Onesmus Njenga Gachie v Hydery (P) Limited [2019] KEHC 5792 (KLR)
Full Case Text
REPUBLIC OF KENYA
IN THE HIGH COURT OF KENYA AT MOMBASA
CIVIL APPEAL NO 11 OF 2018
ONESMUS NJENGA GACHIE.........................................APPELLANT
VERSUS
HYDERY (P) LIMITED..................................................RESPONDENT
J U D G M E N T
1. The Appellant ONESMUS NJENGA GACHIE, was the plaintiff is civil suit No. 581 of 2016 at Mombasa where he instituted a suit against the Respondent (Defendant ) vide a plaint filed on 22nd March,2016 claiming general damages, special damages, costs and interest on account of injuries he alleged to have sustained in the course of employment by the defendant as a loader, on 9th February,2016.
2. The appellant averred that it was the respondent’s duty to take all reasonable precautions for his safety while engaged in the said employment and not to have exposed him to a risk of injury and to have provided a safe and proper system of working environment.

Problem requirements: Please mark each of these statements yes or no according to the judgment above, quoting the judgment's deciding words for each: 1. The plaint was filed on 22nd March, 2016. 2. The appellant worked for the defendant as a driver. 3. The injuries are said to have been sustained on 9th February, 2016.

(Coordinate annotation records)
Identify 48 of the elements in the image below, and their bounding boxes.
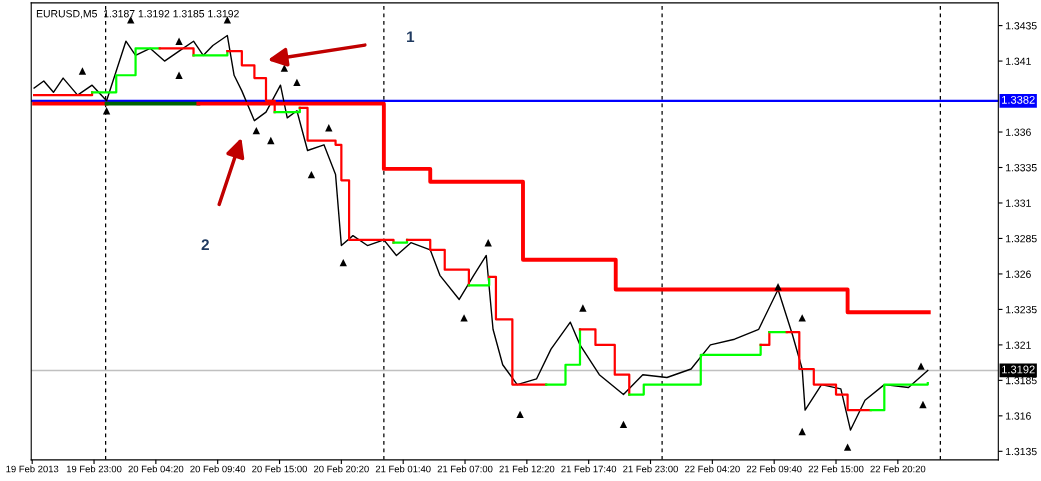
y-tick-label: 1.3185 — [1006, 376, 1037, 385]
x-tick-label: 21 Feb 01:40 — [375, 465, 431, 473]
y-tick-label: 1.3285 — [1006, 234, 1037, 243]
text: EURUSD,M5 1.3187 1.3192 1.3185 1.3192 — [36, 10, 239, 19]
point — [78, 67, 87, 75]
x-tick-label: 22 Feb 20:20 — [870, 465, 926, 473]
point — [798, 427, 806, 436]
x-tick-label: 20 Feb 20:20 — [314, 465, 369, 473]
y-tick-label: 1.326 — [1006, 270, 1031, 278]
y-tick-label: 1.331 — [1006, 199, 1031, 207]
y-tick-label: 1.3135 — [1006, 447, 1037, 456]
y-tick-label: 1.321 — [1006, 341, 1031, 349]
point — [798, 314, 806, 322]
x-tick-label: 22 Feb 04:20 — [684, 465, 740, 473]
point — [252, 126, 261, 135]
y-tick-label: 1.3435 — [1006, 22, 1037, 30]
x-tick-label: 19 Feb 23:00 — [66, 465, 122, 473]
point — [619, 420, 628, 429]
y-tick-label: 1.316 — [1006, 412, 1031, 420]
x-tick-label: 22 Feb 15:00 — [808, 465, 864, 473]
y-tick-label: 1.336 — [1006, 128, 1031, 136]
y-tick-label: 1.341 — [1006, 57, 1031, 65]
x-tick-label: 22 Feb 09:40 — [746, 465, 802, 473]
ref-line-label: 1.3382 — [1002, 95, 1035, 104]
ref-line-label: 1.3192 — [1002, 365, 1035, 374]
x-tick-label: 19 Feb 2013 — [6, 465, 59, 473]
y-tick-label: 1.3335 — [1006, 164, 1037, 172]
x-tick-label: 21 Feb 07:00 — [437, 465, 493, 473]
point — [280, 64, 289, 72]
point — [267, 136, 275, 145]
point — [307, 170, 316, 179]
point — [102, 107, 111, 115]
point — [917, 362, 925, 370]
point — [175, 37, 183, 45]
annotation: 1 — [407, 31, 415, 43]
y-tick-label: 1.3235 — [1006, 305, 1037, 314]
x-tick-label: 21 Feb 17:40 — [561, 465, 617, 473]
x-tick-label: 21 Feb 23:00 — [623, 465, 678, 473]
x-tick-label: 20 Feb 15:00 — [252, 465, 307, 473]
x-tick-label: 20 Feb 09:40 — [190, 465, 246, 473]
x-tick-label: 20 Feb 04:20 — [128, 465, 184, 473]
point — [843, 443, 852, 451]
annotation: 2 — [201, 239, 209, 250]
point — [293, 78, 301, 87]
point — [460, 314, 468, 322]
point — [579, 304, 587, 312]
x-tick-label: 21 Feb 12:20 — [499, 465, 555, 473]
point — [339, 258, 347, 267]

Task output:
1. Yes: "a plaint filed on 22nd March,2016"
2. No: "in the course of employment by the defendant as a loader"
3. Yes: "injuries he alleged to have sustained in the course of employment by the defendant as a loader, on 9th February,2016"